* [Instruction]:
Repeat the material exactly, every line of it.

* [The records]:
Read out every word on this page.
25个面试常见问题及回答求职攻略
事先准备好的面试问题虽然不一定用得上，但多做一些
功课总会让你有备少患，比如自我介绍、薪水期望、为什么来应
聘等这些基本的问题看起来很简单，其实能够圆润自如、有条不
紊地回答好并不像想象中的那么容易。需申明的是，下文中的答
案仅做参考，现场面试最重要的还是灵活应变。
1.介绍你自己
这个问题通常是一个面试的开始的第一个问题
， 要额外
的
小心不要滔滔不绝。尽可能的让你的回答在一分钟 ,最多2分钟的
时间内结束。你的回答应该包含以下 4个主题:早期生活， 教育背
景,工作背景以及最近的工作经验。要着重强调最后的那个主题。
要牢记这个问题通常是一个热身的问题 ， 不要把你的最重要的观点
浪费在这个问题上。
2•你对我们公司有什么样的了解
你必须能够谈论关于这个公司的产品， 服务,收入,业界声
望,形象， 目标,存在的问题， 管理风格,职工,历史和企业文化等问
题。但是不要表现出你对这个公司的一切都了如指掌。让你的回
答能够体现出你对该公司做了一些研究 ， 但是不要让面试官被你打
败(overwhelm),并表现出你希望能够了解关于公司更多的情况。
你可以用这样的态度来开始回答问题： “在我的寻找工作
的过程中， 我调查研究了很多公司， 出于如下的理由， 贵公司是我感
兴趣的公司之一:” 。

* [Reply to the task]:
Read out every word on this page.
25个面试常见问题及回答求职攻略
事先准备好的面试问题虽然不一定用得上，但多做一些
功课总会让你有备少患，比如自我介绍、薪水期望、为什么来应
聘等这些基本的问题看起来很简单，其实能够圆润自如、有条不
紊地回答好并不像想象中的那么容易。需申明的是，下文中的答
案仅做参考，现场面试最重要的还是灵活应变。
1.介绍你自己
这个问题通常是一个面试的开始的第一个问题
， 要额外
的
小心不要滔滔不绝。尽可能的让你的回答在一分钟 ,最多2分钟的
时间内结束。你的回答应该包含以下 4个主题:早期生活， 教育背
景,工作背景以及最近的工作经验。要着重强调最后的那个主题。
要牢记这个问题通常是一个热身的问题 ， 不要把你的最重要的观点
浪费在这个问题上。
2•你对我们公司有什么样的了解
你必须能够谈论关于这个公司的产品， 服务,收入,业界声
望,形象， 目标,存在的问题， 管理风格,职工,历史和企业文化等问
题。但是不要表现出你对这个公司的一切都了如指掌。让你的回
答能够体现出你对该公司做了一些研究 ， 但是不要让面试官被你打
败(overwhelm),并表现出你希望能够了解关于公司更多的情况。
你可以用这样的态度来开始回答问题： “在我的寻找工作
的过程中， 我调查研究了很多公司， 出于如下的理由， 贵公司是我感
兴趣的公司之一:” 。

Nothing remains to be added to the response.